(Records about charts and figures)
>> Start
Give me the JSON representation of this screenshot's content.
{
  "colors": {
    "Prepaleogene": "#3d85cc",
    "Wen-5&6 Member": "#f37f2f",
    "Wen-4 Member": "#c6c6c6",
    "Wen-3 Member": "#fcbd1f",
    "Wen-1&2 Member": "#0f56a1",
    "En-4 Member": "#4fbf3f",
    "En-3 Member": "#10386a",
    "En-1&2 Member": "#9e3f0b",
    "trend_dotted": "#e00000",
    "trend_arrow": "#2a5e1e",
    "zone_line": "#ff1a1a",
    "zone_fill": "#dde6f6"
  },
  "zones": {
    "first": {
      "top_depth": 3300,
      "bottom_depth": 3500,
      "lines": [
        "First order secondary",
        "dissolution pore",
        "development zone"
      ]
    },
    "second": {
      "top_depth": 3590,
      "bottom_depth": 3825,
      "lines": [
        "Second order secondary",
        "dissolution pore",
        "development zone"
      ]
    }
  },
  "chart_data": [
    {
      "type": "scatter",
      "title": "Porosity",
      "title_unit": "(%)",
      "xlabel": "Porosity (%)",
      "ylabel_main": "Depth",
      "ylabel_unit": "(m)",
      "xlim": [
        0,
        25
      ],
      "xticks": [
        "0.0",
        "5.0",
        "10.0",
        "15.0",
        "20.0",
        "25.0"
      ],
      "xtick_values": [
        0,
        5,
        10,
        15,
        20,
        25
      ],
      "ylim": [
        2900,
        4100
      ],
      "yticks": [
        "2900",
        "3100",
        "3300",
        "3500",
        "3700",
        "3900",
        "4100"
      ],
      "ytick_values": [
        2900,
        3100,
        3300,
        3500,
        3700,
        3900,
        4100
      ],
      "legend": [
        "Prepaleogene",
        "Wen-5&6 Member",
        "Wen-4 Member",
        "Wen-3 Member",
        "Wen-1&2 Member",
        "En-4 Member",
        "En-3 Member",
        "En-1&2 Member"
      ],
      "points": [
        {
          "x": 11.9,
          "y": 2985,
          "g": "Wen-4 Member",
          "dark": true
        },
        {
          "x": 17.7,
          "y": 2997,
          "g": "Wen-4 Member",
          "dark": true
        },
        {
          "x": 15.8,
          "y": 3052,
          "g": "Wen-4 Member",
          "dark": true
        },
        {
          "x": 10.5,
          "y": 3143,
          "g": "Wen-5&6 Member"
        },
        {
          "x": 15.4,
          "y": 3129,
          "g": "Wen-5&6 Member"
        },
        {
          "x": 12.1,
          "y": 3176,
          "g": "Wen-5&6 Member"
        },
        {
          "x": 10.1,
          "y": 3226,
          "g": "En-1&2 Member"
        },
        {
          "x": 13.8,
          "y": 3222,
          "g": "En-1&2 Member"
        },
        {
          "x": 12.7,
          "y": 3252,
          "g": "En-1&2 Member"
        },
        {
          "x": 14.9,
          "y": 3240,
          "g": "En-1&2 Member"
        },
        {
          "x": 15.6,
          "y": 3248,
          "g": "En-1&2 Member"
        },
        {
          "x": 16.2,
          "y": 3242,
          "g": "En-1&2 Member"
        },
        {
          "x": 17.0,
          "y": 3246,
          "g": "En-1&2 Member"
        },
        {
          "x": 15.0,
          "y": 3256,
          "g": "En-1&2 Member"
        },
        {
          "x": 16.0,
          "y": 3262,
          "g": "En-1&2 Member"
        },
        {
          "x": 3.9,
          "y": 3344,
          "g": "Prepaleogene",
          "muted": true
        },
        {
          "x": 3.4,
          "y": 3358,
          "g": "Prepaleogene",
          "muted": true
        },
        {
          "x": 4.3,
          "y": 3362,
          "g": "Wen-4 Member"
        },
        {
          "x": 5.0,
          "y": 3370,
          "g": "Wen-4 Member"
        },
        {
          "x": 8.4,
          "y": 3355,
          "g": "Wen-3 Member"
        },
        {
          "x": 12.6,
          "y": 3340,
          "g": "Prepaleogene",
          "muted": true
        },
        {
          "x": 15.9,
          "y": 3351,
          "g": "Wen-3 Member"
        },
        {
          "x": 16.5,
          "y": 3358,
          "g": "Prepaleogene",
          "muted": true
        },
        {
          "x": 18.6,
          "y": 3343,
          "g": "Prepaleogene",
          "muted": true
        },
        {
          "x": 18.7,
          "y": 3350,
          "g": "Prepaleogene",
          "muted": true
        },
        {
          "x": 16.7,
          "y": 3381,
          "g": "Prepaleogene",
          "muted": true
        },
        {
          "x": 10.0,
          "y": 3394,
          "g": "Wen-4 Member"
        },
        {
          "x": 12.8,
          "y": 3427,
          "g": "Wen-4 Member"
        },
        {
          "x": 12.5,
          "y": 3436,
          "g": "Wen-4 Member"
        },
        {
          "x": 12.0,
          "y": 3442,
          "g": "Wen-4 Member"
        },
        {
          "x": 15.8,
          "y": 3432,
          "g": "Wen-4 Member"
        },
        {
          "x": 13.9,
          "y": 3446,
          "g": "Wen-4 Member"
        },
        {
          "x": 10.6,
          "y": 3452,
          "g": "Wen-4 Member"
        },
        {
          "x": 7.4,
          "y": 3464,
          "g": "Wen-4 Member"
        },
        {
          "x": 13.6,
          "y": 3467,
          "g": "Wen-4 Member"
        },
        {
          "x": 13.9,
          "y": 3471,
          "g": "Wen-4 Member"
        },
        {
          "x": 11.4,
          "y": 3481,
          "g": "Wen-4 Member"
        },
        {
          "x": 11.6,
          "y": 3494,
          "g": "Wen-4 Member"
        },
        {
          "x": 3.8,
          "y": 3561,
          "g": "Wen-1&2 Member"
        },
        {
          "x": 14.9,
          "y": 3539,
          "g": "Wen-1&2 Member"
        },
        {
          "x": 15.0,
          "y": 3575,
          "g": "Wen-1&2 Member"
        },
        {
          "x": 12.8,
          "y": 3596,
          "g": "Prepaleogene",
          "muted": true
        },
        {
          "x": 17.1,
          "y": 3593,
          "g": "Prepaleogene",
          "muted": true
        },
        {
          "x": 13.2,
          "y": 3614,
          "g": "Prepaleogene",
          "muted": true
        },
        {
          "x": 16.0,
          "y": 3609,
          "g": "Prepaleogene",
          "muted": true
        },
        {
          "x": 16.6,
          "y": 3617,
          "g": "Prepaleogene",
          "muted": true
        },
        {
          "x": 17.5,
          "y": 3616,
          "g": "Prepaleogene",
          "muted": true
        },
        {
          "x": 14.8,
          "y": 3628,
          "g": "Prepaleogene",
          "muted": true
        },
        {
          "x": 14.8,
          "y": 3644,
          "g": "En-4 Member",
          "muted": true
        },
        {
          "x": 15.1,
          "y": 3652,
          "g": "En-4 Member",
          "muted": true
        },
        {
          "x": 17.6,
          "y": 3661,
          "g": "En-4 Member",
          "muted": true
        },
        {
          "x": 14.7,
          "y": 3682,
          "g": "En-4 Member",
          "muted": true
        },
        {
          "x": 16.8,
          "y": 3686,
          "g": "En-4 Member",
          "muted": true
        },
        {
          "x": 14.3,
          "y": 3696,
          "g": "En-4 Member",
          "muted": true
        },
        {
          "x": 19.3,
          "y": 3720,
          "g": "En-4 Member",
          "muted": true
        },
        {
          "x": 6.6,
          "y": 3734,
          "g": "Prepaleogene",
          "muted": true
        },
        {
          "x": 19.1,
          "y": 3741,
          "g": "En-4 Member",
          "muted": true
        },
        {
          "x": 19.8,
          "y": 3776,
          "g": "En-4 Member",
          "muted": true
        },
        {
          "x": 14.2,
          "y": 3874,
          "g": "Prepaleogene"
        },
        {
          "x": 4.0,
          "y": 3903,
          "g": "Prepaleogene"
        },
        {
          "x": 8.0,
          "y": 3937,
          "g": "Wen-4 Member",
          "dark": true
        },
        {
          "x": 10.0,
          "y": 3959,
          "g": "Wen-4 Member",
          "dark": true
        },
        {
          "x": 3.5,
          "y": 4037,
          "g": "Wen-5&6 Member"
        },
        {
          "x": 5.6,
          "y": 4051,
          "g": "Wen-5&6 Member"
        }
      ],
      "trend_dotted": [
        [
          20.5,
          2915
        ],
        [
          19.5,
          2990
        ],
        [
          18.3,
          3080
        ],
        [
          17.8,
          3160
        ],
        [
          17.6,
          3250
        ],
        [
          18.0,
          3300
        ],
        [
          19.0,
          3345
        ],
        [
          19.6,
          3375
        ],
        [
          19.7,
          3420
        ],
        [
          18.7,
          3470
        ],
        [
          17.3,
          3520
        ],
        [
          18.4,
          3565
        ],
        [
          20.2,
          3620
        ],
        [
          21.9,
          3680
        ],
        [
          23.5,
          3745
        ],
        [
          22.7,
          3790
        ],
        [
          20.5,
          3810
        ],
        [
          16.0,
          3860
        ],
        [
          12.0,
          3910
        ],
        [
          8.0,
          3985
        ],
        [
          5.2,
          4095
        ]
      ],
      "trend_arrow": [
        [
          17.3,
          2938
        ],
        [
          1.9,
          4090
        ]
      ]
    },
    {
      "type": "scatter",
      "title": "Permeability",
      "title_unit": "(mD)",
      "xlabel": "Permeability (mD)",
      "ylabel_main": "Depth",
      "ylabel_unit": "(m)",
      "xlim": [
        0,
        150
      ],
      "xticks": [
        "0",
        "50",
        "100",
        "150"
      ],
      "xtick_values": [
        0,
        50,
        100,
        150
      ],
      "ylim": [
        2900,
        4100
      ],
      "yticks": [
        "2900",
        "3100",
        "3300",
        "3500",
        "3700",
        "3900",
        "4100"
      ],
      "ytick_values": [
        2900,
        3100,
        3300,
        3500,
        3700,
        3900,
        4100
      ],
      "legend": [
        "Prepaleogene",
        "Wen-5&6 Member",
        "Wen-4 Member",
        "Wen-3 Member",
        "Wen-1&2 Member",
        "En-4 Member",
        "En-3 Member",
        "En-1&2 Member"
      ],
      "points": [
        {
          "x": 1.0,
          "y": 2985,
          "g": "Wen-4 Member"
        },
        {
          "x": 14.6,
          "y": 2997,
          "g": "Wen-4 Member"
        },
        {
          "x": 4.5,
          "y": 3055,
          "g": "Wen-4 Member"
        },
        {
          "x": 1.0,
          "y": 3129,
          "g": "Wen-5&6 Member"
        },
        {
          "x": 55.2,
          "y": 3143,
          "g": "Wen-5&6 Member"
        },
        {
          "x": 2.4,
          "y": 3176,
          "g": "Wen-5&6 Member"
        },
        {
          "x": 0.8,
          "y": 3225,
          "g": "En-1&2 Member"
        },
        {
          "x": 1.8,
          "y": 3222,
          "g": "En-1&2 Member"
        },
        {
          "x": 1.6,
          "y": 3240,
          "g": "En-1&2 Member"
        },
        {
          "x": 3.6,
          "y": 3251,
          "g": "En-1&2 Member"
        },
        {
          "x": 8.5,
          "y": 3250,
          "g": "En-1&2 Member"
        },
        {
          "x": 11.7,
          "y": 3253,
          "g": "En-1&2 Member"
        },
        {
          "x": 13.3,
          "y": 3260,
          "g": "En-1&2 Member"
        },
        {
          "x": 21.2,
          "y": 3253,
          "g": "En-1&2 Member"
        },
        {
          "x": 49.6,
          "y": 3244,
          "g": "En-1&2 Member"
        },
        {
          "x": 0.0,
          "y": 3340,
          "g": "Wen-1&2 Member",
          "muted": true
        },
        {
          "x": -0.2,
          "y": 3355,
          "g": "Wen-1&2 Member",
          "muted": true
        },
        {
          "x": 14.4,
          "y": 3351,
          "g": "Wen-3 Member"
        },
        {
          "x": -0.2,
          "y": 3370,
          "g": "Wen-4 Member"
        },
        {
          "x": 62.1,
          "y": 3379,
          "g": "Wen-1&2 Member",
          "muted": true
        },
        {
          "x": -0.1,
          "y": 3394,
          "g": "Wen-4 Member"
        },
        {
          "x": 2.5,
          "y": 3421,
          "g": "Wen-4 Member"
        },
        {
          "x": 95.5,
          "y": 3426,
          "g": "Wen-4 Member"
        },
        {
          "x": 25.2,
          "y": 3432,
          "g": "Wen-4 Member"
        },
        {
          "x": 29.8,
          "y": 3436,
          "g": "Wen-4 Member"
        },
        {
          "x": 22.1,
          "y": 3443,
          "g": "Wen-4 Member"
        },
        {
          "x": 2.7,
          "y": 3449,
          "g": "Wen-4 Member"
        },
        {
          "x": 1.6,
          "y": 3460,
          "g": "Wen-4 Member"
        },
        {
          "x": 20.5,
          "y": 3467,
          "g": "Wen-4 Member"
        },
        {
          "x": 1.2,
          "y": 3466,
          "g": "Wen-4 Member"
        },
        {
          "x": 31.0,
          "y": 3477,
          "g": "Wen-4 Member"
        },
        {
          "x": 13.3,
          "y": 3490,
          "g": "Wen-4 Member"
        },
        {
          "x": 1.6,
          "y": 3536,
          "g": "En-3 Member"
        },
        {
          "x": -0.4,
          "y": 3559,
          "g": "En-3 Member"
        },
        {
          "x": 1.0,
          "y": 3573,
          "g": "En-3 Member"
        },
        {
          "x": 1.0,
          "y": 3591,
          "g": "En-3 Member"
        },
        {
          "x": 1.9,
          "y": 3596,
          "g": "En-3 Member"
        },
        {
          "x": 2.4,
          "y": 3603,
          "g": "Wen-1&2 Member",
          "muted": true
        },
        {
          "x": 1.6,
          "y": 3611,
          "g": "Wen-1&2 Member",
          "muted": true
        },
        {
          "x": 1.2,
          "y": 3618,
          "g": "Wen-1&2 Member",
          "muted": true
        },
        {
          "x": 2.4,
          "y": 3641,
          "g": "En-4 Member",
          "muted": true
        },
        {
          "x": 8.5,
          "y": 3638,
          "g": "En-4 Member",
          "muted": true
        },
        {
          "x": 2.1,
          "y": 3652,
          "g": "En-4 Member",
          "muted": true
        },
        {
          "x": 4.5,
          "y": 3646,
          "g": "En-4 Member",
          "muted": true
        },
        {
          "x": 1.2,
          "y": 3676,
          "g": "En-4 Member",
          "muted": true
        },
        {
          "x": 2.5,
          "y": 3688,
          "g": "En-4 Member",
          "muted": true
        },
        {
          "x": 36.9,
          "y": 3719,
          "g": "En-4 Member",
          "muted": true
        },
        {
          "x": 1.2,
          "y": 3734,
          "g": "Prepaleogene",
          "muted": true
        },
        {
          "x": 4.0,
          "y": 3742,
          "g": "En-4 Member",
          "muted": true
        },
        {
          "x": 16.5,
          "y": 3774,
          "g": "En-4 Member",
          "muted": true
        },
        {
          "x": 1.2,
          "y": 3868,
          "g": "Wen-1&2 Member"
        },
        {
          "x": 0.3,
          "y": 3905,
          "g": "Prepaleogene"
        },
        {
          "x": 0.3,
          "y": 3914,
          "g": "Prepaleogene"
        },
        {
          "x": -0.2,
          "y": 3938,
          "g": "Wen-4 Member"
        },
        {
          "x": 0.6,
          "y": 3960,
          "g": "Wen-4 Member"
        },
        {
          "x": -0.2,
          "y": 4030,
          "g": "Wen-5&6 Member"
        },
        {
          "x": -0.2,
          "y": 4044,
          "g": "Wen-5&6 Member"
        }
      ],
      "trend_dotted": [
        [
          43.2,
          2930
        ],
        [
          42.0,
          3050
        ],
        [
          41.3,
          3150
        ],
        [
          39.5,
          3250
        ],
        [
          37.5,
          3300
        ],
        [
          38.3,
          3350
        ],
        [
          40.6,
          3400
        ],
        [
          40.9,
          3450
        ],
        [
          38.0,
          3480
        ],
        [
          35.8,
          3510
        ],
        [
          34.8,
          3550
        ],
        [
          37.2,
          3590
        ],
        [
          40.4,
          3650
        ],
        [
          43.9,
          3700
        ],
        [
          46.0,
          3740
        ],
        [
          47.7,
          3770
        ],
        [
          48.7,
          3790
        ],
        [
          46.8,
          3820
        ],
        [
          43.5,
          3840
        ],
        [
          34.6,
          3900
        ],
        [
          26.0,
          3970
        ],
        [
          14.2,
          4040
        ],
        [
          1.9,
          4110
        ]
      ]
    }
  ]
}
>> End
Task instructions
Find and copy every line in the entries above where the string "xlabel" occurs.

Response to the task
      "xlabel": "Porosity (%)",
      "xlabel": "Permeability (mD)",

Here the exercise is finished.